-- BEGIN --

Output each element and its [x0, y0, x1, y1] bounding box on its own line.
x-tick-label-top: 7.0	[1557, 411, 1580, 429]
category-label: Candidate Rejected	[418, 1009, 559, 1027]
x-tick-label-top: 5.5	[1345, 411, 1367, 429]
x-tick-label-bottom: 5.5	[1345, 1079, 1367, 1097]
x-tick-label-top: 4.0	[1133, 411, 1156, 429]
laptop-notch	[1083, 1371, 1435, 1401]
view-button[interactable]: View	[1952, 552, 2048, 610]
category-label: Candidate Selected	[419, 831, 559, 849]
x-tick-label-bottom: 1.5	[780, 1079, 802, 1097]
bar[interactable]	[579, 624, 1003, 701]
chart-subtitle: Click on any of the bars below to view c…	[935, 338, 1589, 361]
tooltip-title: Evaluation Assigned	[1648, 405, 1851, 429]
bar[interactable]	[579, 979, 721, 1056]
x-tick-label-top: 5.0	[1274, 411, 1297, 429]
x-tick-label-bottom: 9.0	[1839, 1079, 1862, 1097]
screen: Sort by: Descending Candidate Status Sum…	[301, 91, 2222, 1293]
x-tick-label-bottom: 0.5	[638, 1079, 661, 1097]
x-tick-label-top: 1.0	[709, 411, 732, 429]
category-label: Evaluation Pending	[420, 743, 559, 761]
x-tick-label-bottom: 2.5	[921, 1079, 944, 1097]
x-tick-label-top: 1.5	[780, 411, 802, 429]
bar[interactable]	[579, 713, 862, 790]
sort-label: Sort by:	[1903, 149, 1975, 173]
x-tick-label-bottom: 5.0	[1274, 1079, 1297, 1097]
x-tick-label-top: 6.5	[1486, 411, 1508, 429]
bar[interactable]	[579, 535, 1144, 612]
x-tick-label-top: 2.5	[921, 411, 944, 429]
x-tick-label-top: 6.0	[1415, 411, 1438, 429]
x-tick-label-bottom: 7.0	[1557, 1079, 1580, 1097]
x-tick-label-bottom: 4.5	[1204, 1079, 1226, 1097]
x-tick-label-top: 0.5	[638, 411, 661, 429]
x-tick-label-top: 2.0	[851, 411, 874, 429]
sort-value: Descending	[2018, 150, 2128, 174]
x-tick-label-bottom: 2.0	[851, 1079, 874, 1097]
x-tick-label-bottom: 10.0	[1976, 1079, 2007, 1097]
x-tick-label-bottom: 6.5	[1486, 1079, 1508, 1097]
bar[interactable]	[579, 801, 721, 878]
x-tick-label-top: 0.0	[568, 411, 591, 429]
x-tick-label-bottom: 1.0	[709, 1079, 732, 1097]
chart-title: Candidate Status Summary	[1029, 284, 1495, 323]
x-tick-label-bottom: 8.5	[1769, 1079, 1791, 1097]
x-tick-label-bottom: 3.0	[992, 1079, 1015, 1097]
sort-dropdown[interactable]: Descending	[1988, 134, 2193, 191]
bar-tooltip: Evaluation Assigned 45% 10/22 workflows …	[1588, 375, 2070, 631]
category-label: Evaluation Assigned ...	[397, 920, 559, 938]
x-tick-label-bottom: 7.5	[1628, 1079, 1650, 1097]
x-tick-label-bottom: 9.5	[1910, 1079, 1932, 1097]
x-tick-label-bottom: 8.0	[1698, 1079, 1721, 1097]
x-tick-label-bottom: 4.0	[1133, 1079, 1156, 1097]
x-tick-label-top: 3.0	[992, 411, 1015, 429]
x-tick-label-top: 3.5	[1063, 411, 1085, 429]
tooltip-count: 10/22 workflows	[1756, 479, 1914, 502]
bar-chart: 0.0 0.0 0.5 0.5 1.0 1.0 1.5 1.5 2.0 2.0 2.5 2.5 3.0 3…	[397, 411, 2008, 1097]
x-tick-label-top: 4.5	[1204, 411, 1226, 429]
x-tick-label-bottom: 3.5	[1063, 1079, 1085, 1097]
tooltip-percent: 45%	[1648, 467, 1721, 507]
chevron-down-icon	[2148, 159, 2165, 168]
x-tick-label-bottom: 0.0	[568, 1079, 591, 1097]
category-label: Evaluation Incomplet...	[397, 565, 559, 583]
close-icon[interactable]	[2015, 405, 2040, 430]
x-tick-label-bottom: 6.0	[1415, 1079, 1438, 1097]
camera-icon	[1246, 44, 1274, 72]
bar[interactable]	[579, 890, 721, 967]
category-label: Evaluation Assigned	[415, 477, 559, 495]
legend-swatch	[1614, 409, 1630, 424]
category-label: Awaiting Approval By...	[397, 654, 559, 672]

-- END --

Reproduce every line above verbatim, in the same order and with no additions or omissions.

Output each element and its [x0, y0, x1, y1] bounding box on its own line.
x-tick-label-top: 7.0	[1557, 411, 1580, 429]
category-label: Candidate Rejected	[418, 1009, 559, 1027]
x-tick-label-top: 5.5	[1345, 411, 1367, 429]
x-tick-label-bottom: 5.5	[1345, 1079, 1367, 1097]
x-tick-label-top: 4.0	[1133, 411, 1156, 429]
laptop-notch	[1083, 1371, 1435, 1401]
view-button[interactable]: View	[1952, 552, 2048, 610]
category-label: Candidate Selected	[419, 831, 559, 849]
x-tick-label-bottom: 1.5	[780, 1079, 802, 1097]
bar[interactable]	[579, 624, 1003, 701]
chart-subtitle: Click on any of the bars below to view c…	[935, 338, 1589, 361]
tooltip-title: Evaluation Assigned	[1648, 405, 1851, 429]
bar[interactable]	[579, 979, 721, 1056]
x-tick-label-top: 5.0	[1274, 411, 1297, 429]
x-tick-label-bottom: 9.0	[1839, 1079, 1862, 1097]
screen: Sort by: Descending Candidate Status Sum…	[301, 91, 2222, 1293]
x-tick-label-bottom: 0.5	[638, 1079, 661, 1097]
x-tick-label-top: 1.0	[709, 411, 732, 429]
category-label: Evaluation Pending	[420, 743, 559, 761]
x-tick-label-bottom: 2.5	[921, 1079, 944, 1097]
x-tick-label-top: 1.5	[780, 411, 802, 429]
bar[interactable]	[579, 713, 862, 790]
sort-label: Sort by:	[1903, 149, 1975, 173]
x-tick-label-bottom: 5.0	[1274, 1079, 1297, 1097]
x-tick-label-top: 6.5	[1486, 411, 1508, 429]
bar[interactable]	[579, 535, 1144, 612]
x-tick-label-top: 2.5	[921, 411, 944, 429]
x-tick-label-top: 6.0	[1415, 411, 1438, 429]
x-tick-label-bottom: 7.0	[1557, 1079, 1580, 1097]
x-tick-label-bottom: 4.5	[1204, 1079, 1226, 1097]
x-tick-label-top: 0.5	[638, 411, 661, 429]
x-tick-label-top: 2.0	[851, 411, 874, 429]
sort-value: Descending	[2018, 150, 2128, 174]
x-tick-label-bottom: 2.0	[851, 1079, 874, 1097]
x-tick-label-bottom: 10.0	[1976, 1079, 2007, 1097]
x-tick-label-bottom: 6.5	[1486, 1079, 1508, 1097]
bar[interactable]	[579, 801, 721, 878]
x-tick-label-top: 0.0	[568, 411, 591, 429]
x-tick-label-bottom: 1.0	[709, 1079, 732, 1097]
chart-title: Candidate Status Summary	[1029, 284, 1495, 323]
x-tick-label-bottom: 8.5	[1769, 1079, 1791, 1097]
x-tick-label-bottom: 3.0	[992, 1079, 1015, 1097]
sort-dropdown[interactable]: Descending	[1988, 134, 2193, 191]
bar-tooltip: Evaluation Assigned 45% 10/22 workflows …	[1588, 375, 2070, 631]
category-label: Evaluation Assigned ...	[397, 920, 559, 938]
x-tick-label-bottom: 7.5	[1628, 1079, 1650, 1097]
x-tick-label-bottom: 9.5	[1910, 1079, 1932, 1097]
x-tick-label-bottom: 8.0	[1698, 1079, 1721, 1097]
x-tick-label-bottom: 4.0	[1133, 1079, 1156, 1097]
x-tick-label-top: 3.0	[992, 411, 1015, 429]
x-tick-label-top: 3.5	[1063, 411, 1085, 429]
tooltip-count: 10/22 workflows	[1756, 479, 1914, 502]
bar-chart: 0.0 0.0 0.5 0.5 1.0 1.0 1.5 1.5 2.0 2.0 2.5 2.5 3.0 3…	[397, 411, 2008, 1097]
x-tick-label-top: 4.5	[1204, 411, 1226, 429]
x-tick-label-bottom: 3.5	[1063, 1079, 1085, 1097]
tooltip-percent: 45%	[1648, 467, 1721, 507]
chevron-down-icon	[2148, 159, 2165, 168]
x-tick-label-bottom: 0.0	[568, 1079, 591, 1097]
category-label: Evaluation Incomplet...	[397, 565, 559, 583]
close-icon[interactable]	[2015, 405, 2040, 430]
x-tick-label-bottom: 6.0	[1415, 1079, 1438, 1097]
camera-icon	[1246, 44, 1274, 72]
bar[interactable]	[579, 890, 721, 967]
category-label: Evaluation Assigned	[415, 477, 559, 495]
legend-swatch	[1614, 409, 1630, 424]
category-label: Awaiting Approval By...	[397, 654, 559, 672]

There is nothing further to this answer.